** Start **

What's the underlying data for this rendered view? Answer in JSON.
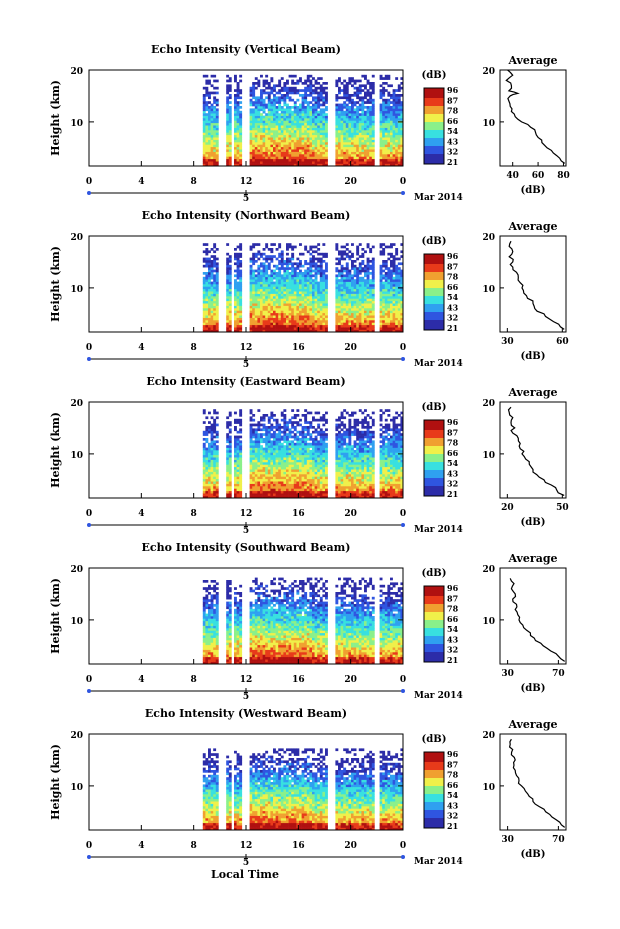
{
  "figure": {
    "global_xlabel": "Local Time",
    "date_label": "Mar 2014",
    "day_label": "5",
    "colorbar_unit": "(dB)",
    "colorbar_ticks": [
      "96",
      "87",
      "78",
      "66",
      "54",
      "43",
      "32",
      "21"
    ],
    "colors": {
      "cmap": [
        "#2c2ca8",
        "#2f55e0",
        "#2fa0f0",
        "#38e0e0",
        "#8af08a",
        "#f0f04a",
        "#f0a030",
        "#e83a1a",
        "#b01010"
      ],
      "frame": "#000000",
      "background": "#ffffff"
    }
  },
  "chart_data": [
    {
      "type": "heatmap",
      "title": "Echo Intensity (Vertical Beam)",
      "xlabel": "",
      "ylabel": "Height (km)",
      "xticks": [
        "0",
        "4",
        "8",
        "12",
        "16",
        "20",
        "0"
      ],
      "yticks": [
        "20",
        "10"
      ],
      "xlim": [
        0,
        24
      ],
      "ylim": [
        1.5,
        20
      ],
      "data_start_hour": 8.7,
      "gaps_hours": [
        [
          9.7,
          10.3
        ],
        [
          10.8,
          11.0
        ],
        [
          11.6,
          12.2
        ],
        [
          18.1,
          18.8
        ],
        [
          21.8,
          22.1
        ]
      ],
      "side_profile": {
        "title": "Average",
        "xlabel": "(dB)",
        "xticks": [
          "40",
          "60",
          "80"
        ],
        "xlim": [
          30,
          82
        ],
        "ylim": [
          1.5,
          20
        ],
        "yticks": [
          "20",
          "10"
        ],
        "heights_km": [
          2,
          3,
          4,
          5,
          6,
          7,
          8,
          9,
          10,
          11,
          12,
          13,
          14,
          15,
          15.5,
          16,
          17,
          18,
          19,
          20
        ],
        "values_db": [
          81,
          77,
          72,
          67,
          63,
          60,
          58,
          54,
          47,
          42,
          39,
          38,
          37,
          38,
          44,
          37,
          39,
          35,
          40,
          36
        ]
      }
    },
    {
      "type": "heatmap",
      "title": "Echo Intensity (Northward Beam)",
      "xlabel": "",
      "ylabel": "Height (km)",
      "xticks": [
        "0",
        "4",
        "8",
        "12",
        "16",
        "20",
        "0"
      ],
      "yticks": [
        "20",
        "10"
      ],
      "xlim": [
        0,
        24
      ],
      "ylim": [
        1.5,
        20
      ],
      "data_start_hour": 8.7,
      "gaps_hours": [
        [
          9.7,
          10.3
        ],
        [
          10.8,
          11.0
        ],
        [
          11.6,
          12.2
        ],
        [
          18.1,
          18.8
        ],
        [
          21.8,
          22.1
        ]
      ],
      "side_profile": {
        "title": "Average",
        "xlabel": "(dB)",
        "xticks": [
          "30",
          "60"
        ],
        "xlim": [
          26,
          62
        ],
        "ylim": [
          1.5,
          20
        ],
        "yticks": [
          "20",
          "10"
        ],
        "heights_km": [
          2,
          3,
          4,
          5,
          6,
          7,
          8,
          9,
          10,
          11,
          12,
          13,
          14,
          15,
          16,
          17,
          18,
          19
        ],
        "values_db": [
          61,
          58,
          53,
          50,
          45,
          44,
          41,
          39,
          38,
          37,
          36,
          35,
          33,
          33,
          31,
          33,
          31,
          32
        ]
      }
    },
    {
      "type": "heatmap",
      "title": "Echo Intensity (Eastward Beam)",
      "xlabel": "",
      "ylabel": "Height (km)",
      "xticks": [
        "0",
        "4",
        "8",
        "12",
        "16",
        "20",
        "0"
      ],
      "yticks": [
        "20",
        "10"
      ],
      "xlim": [
        0,
        24
      ],
      "ylim": [
        1.5,
        20
      ],
      "data_start_hour": 8.7,
      "gaps_hours": [
        [
          9.7,
          10.3
        ],
        [
          10.8,
          11.0
        ],
        [
          11.6,
          12.2
        ],
        [
          18.1,
          18.8
        ],
        [
          21.8,
          22.1
        ]
      ],
      "side_profile": {
        "title": "Average",
        "xlabel": "(dB)",
        "xticks": [
          "20",
          "50"
        ],
        "xlim": [
          16,
          52
        ],
        "ylim": [
          1.5,
          20
        ],
        "yticks": [
          "20",
          "10"
        ],
        "heights_km": [
          2,
          3,
          4,
          5,
          6,
          7,
          8,
          9,
          10,
          11,
          12,
          13,
          14,
          15,
          16,
          17,
          18,
          19
        ],
        "values_db": [
          51,
          47,
          44,
          40,
          36,
          34,
          32,
          30,
          28,
          27,
          27,
          26,
          23,
          24,
          22,
          23,
          21,
          22
        ]
      }
    },
    {
      "type": "heatmap",
      "title": "Echo Intensity (Southward Beam)",
      "xlabel": "",
      "ylabel": "Height (km)",
      "xticks": [
        "0",
        "4",
        "8",
        "12",
        "16",
        "20",
        "0"
      ],
      "yticks": [
        "20",
        "10"
      ],
      "xlim": [
        0,
        24
      ],
      "ylim": [
        1.5,
        20
      ],
      "data_start_hour": 8.7,
      "gaps_hours": [
        [
          9.7,
          10.3
        ],
        [
          10.8,
          11.0
        ],
        [
          11.6,
          12.2
        ],
        [
          18.1,
          18.8
        ],
        [
          21.8,
          22.1
        ]
      ],
      "side_profile": {
        "title": "Average",
        "xlabel": "(dB)",
        "xticks": [
          "30",
          "70"
        ],
        "xlim": [
          24,
          76
        ],
        "ylim": [
          1.5,
          20
        ],
        "yticks": [
          "20",
          "10"
        ],
        "heights_km": [
          2,
          3,
          4,
          5,
          6,
          7,
          8,
          9,
          10,
          11,
          12,
          13,
          14,
          15,
          16,
          17,
          18
        ],
        "values_db": [
          75,
          70,
          64,
          58,
          52,
          48,
          45,
          42,
          39,
          38,
          36,
          37,
          34,
          36,
          33,
          35,
          32
        ]
      }
    },
    {
      "type": "heatmap",
      "title": "Echo Intensity (Westward Beam)",
      "xlabel": "",
      "ylabel": "Height (km)",
      "xticks": [
        "0",
        "4",
        "8",
        "12",
        "16",
        "20",
        "0"
      ],
      "yticks": [
        "20",
        "10"
      ],
      "xlim": [
        0,
        24
      ],
      "ylim": [
        1.5,
        20
      ],
      "data_start_hour": 8.7,
      "gaps_hours": [
        [
          9.7,
          10.3
        ],
        [
          10.8,
          11.0
        ],
        [
          11.6,
          12.2
        ],
        [
          18.1,
          18.8
        ],
        [
          21.8,
          22.1
        ]
      ],
      "side_profile": {
        "title": "Average",
        "xlabel": "(dB)",
        "xticks": [
          "30",
          "70"
        ],
        "xlim": [
          24,
          76
        ],
        "ylim": [
          1.5,
          20
        ],
        "yticks": [
          "20",
          "10"
        ],
        "heights_km": [
          2,
          3,
          4,
          5,
          6,
          7,
          8,
          9,
          10,
          11,
          12,
          13,
          14,
          15,
          16,
          17,
          18,
          19
        ],
        "values_db": [
          75,
          71,
          65,
          60,
          55,
          50,
          47,
          44,
          41,
          39,
          37,
          36,
          35,
          36,
          33,
          34,
          32,
          33
        ]
      }
    }
  ]
}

** End **

Scan the lines above for "Echo", then copy every one that has it.

      "title": "Echo Intensity (Vertical Beam)",
      "title": "Echo Intensity (Northward Beam)",
      "title": "Echo Intensity (Eastward Beam)",
      "title": "Echo Intensity (Southward Beam)",
      "title": "Echo Intensity (Westward Beam)",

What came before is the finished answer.